— BEGIN Quoted passage —

Floods and salt marshes.

All sorts of habitats have been affected by the floods this winter, and in many places it’s the human habitation in low lying areas that has been the most spectacularly damaged.
Then, when you see the thick red-brown colouration of the
flood waters raging down the Torridge and the Yeo,
you realise how many thousands of tons of good agricultural
soil are being washed away from the farm land upstream, and
this must have a bad effect on the productivity of the land in
the long term.   If anyone had the time to take aerial photographs of the estuary at the peak of the floods they would have shown the coloured river water fanning out into Bideford Bay on the falling tide, and all that suspended soil will have sunk down to the sea bed carrying nutrients, and fertilisers, with it to contribute to further algal blooms in the hot summer we confidently anticipate for next year.

— END Quoted passage —
— BEGIN Recorded information —

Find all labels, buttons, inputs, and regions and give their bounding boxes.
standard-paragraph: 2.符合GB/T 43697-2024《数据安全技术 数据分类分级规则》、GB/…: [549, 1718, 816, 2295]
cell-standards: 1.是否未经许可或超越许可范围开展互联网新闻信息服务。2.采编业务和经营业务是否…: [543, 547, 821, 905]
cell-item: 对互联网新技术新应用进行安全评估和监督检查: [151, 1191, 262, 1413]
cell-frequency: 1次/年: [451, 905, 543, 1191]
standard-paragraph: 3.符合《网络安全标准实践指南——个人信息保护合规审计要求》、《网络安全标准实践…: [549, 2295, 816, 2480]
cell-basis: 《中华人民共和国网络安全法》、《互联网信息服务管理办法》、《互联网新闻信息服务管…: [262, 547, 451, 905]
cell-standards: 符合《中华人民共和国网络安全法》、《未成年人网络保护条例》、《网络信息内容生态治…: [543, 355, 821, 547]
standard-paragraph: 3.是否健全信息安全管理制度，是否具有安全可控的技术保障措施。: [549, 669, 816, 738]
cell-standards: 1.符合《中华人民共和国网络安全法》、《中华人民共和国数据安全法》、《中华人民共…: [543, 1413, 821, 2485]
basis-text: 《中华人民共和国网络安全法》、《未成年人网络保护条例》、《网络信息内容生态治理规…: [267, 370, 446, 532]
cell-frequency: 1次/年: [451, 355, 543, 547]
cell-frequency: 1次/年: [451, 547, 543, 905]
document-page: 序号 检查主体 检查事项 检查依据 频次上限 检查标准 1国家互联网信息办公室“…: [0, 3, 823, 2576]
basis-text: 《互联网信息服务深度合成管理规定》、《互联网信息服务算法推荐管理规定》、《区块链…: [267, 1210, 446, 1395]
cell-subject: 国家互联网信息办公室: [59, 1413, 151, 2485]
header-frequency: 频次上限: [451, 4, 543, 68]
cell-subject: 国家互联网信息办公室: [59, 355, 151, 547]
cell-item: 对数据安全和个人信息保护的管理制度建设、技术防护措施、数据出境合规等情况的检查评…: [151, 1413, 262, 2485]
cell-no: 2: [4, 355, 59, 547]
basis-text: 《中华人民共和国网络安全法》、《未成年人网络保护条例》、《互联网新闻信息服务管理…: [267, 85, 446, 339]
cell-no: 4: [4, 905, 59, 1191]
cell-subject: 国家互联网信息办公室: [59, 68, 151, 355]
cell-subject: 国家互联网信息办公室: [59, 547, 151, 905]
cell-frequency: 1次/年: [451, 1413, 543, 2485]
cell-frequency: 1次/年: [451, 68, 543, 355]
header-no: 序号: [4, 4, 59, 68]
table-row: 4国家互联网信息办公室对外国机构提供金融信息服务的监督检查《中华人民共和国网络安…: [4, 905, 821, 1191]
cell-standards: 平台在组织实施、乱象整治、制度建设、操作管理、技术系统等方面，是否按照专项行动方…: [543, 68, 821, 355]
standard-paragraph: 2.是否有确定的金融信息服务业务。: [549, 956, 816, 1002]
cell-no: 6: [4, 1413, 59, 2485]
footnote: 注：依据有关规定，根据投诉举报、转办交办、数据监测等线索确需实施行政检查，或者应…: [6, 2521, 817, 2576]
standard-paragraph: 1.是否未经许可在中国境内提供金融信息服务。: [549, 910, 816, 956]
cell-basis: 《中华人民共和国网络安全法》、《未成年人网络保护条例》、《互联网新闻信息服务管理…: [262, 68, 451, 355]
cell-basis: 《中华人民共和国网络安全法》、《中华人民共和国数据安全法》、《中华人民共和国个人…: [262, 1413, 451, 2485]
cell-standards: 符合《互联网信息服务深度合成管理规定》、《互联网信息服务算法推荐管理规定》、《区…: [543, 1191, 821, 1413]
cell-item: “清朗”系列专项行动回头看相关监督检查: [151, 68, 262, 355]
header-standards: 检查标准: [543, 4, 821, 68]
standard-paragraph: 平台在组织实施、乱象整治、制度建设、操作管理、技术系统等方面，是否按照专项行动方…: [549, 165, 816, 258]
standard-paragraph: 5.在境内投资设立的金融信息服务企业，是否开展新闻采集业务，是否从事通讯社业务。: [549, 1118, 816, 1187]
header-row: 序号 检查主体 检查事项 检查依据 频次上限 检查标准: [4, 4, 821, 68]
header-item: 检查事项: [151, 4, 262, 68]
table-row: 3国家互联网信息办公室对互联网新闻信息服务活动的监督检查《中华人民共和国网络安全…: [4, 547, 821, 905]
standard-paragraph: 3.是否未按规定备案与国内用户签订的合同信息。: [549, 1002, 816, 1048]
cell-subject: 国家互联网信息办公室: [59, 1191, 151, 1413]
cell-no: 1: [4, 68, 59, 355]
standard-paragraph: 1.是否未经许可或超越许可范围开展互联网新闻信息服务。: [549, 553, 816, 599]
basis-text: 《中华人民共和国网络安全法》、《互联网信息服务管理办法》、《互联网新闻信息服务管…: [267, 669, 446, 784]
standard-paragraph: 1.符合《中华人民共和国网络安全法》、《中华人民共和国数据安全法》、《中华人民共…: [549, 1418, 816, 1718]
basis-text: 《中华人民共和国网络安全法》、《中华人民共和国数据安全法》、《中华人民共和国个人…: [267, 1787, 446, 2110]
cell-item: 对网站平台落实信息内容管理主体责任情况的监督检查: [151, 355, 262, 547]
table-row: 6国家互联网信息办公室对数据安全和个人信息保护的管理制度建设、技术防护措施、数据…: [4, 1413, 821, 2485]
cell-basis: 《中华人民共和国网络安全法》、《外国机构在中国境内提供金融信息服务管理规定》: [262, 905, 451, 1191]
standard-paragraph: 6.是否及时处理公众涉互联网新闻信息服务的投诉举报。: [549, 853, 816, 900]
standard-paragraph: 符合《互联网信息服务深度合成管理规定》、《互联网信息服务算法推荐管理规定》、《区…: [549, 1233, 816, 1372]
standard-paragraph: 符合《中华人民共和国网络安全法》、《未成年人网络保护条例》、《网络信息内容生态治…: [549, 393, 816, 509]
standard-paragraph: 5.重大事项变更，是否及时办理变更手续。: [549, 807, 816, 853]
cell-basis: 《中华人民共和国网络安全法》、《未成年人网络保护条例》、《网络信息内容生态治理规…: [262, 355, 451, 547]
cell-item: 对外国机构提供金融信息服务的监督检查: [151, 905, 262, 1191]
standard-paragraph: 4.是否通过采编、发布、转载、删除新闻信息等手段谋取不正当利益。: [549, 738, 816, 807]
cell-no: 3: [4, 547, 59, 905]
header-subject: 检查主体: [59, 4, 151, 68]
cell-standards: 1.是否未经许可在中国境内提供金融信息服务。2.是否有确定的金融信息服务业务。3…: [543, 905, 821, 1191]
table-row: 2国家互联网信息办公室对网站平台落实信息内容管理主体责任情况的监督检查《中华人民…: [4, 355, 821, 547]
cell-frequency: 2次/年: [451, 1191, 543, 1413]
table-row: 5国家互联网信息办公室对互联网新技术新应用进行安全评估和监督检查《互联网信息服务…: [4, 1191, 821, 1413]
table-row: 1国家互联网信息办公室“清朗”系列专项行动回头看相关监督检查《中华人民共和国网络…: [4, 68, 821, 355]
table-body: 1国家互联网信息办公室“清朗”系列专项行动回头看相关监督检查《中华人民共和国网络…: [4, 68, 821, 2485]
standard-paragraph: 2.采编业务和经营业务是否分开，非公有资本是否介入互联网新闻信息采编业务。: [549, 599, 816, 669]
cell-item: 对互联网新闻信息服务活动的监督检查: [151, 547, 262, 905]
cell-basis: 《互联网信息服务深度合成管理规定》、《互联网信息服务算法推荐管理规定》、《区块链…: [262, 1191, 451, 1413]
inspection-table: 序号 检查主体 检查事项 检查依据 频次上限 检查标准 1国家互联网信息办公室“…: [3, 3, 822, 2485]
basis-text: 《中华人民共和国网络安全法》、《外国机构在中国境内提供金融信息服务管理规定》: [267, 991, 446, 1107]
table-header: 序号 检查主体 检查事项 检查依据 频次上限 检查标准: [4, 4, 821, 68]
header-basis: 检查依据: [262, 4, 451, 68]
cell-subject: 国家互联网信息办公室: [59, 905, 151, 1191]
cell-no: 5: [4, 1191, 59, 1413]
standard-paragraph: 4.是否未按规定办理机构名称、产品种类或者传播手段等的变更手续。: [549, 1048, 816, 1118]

— END Recorded information —

Tasks to complete:
1. In the floods and salt marshes text, which two rivers are described with thick red-brown flood waters?
2. Please pick up the floods and salt marshes text from where it stops and carry it on.

Exercise responses:
1. The Torridge and the Yeo.

2.
One habitat that might be expected to be little affected by floods is that of the salt marshes that line the estuary and the tidal reaches of the rivers further upstream.   After all, they are routinely flooded by the spring tides twice a month, and their special flora depends on this regular inundation with salt water.    But while they are quite happy to be flooded, the salt marshes in the upper tidal reaches have suffered from the excessive rains of recent summers, because no sooner than they get their regular soaking with salt water than down comes the rain and washes all the salt away again.    Thus the special salt marsh plants like the little pink-flowered sea spurrey and the tasty samphire, that are specially adapted to thrive in a saline environment, are being smothered by coarse meadow grasses that could not survive under normal salt marsh conditions.

So, while all the tourist attractions are hoping for a hot, sunny, and above all dry, summer in 2013, their hopes are shared by the wildlife that depends on the salt marshes.   A good soaking in salt water every spring tide, and then left to dry out for the intervening weeks, will result in the special salt marsh plants spreading and the invasive coarse grasses dying out, to the benefit of all the salt marsh community.
Nice that the people and the wildlife can share the same desires once in a while !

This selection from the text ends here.